*What the task requires:* Reproduce each line bearing the word "Comune".

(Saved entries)
══════

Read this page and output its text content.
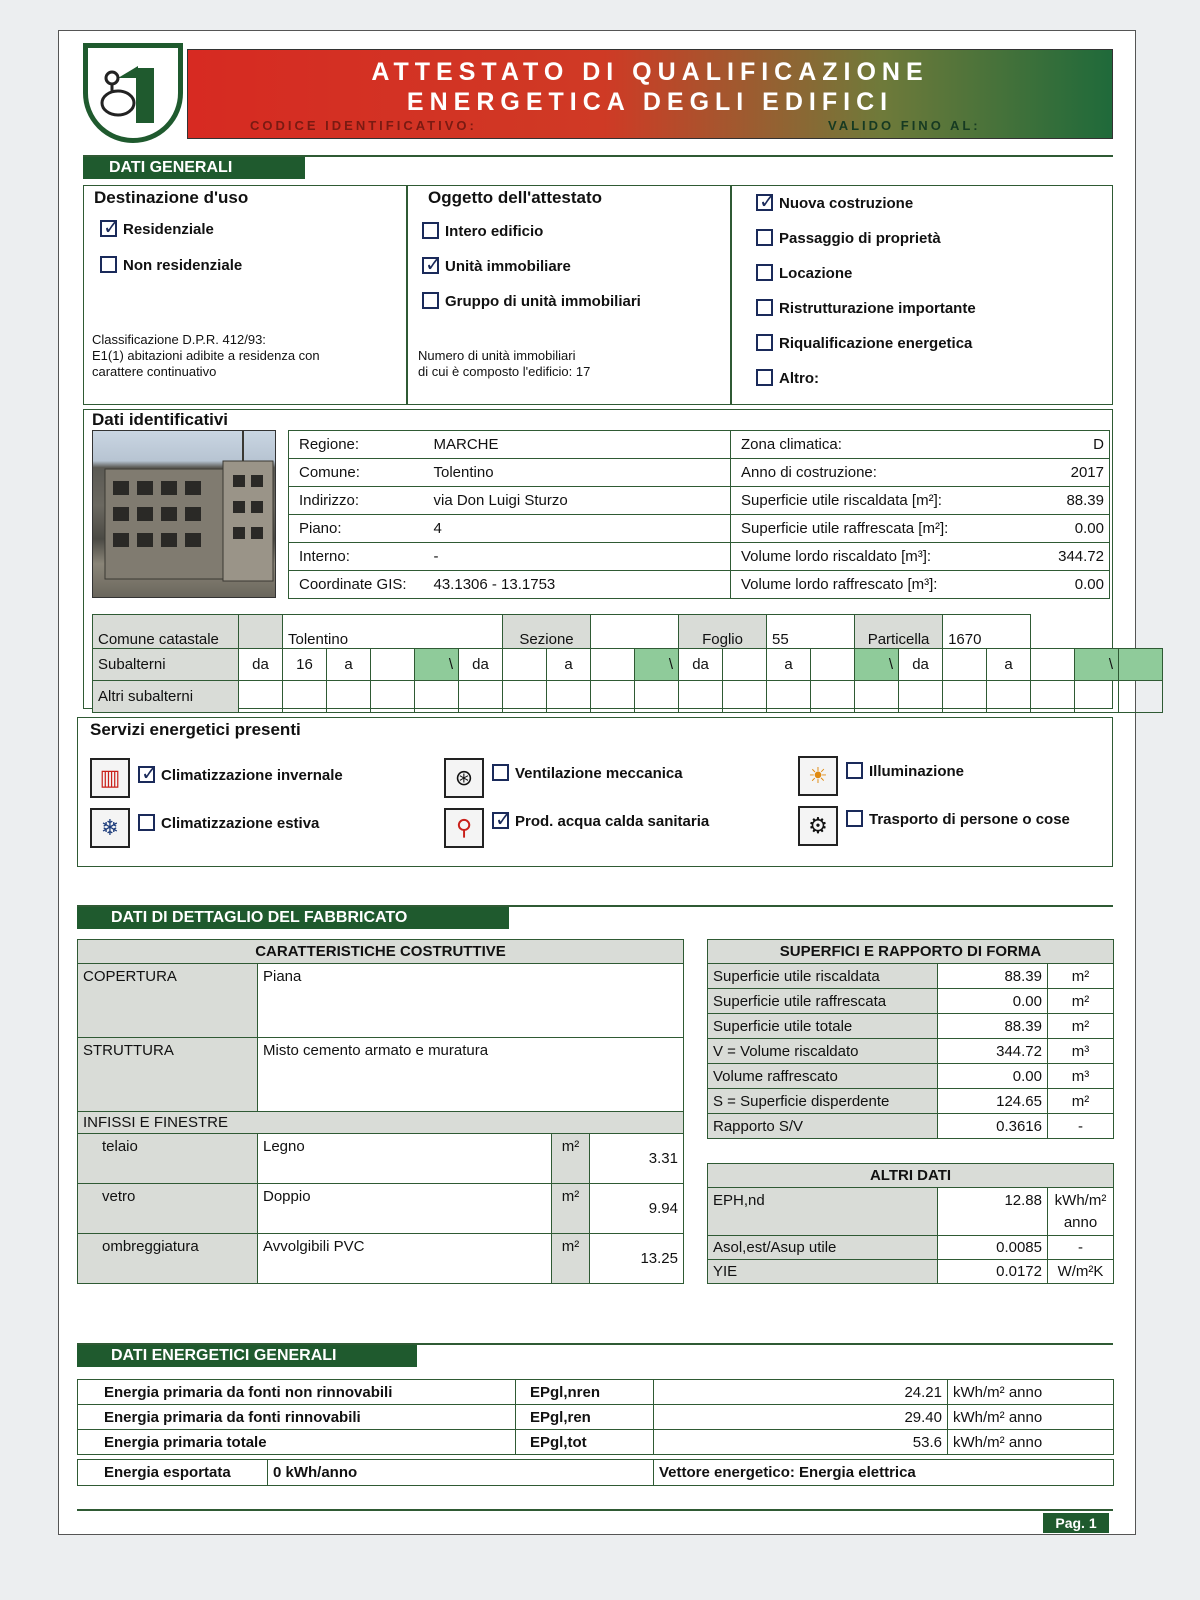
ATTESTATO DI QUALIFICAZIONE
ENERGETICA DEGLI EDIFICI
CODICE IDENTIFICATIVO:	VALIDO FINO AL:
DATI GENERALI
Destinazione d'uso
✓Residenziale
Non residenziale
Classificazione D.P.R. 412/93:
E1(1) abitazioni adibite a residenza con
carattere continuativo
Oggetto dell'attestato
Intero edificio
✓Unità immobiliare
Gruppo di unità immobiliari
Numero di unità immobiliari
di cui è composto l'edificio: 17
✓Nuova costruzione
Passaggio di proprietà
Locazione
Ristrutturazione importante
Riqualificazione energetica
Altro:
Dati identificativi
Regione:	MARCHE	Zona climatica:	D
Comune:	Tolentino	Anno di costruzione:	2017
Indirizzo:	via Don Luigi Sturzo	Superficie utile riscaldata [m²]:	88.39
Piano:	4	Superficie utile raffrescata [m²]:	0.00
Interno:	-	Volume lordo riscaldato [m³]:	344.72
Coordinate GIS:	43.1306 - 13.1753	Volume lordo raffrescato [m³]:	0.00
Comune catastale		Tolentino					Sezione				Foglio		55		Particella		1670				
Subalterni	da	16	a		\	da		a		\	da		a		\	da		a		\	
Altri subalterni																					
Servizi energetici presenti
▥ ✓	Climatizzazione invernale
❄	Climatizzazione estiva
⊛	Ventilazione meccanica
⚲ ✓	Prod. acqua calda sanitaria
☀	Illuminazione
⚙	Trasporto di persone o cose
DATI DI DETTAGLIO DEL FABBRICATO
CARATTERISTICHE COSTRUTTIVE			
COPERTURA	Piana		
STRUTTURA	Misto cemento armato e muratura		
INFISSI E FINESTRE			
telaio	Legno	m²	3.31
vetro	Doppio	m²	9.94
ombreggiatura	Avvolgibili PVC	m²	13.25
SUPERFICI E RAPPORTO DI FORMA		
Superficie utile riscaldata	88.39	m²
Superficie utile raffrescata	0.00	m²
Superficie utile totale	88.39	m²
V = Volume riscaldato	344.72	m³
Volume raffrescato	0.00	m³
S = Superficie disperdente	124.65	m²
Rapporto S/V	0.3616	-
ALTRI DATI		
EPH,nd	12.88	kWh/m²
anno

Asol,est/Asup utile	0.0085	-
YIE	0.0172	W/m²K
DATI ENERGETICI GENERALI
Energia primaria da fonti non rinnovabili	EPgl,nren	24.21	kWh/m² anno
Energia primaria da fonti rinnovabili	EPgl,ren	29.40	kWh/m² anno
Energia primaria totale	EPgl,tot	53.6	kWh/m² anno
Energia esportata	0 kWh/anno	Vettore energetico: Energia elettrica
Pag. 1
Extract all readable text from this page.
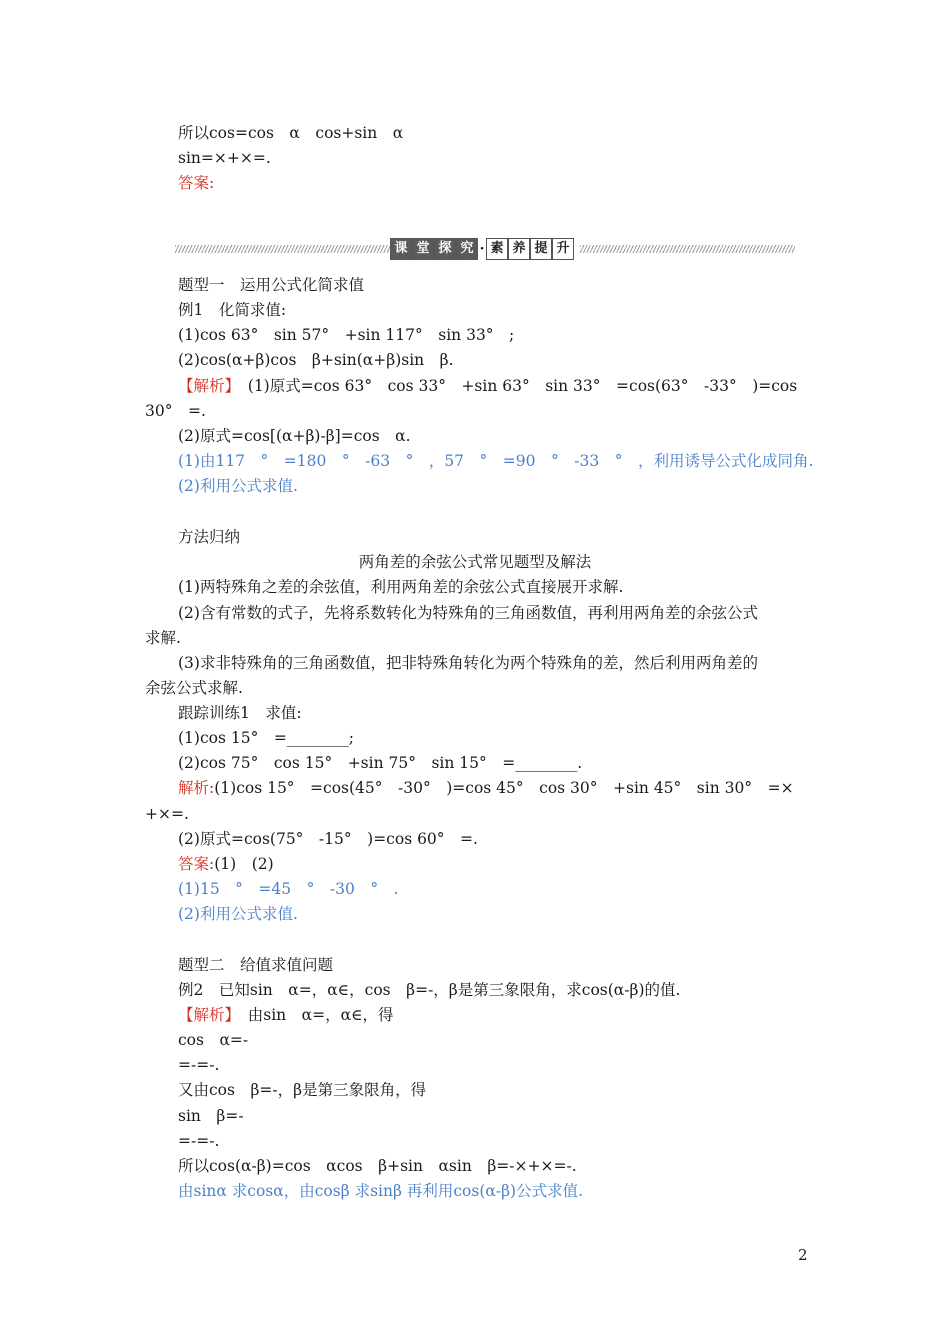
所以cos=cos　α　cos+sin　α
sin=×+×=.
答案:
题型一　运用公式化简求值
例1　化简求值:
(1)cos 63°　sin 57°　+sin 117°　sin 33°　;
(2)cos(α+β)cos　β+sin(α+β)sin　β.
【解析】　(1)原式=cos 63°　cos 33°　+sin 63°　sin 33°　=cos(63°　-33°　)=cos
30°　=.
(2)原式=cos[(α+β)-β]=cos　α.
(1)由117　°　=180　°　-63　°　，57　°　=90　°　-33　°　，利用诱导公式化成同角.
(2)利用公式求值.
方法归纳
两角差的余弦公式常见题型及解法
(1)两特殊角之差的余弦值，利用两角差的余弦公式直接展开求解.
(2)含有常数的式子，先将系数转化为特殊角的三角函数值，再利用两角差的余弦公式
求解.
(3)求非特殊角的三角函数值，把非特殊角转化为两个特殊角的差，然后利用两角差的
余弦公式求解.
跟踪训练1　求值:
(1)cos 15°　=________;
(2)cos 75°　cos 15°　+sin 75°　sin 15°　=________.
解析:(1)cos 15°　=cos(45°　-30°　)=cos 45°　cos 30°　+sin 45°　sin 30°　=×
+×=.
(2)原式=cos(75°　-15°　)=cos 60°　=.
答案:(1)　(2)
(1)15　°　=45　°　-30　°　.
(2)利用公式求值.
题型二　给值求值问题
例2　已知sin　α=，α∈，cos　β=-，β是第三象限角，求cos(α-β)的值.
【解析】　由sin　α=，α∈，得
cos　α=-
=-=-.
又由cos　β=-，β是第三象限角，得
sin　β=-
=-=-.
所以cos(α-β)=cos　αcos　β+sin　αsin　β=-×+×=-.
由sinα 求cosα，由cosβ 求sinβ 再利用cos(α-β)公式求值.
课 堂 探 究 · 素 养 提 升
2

══════

*Full solution:*
Comune:	Tolentino	Anno di costruzione:	2017
Comune catastale		Tolentino					Sezione				Foglio		55		Particella		1670				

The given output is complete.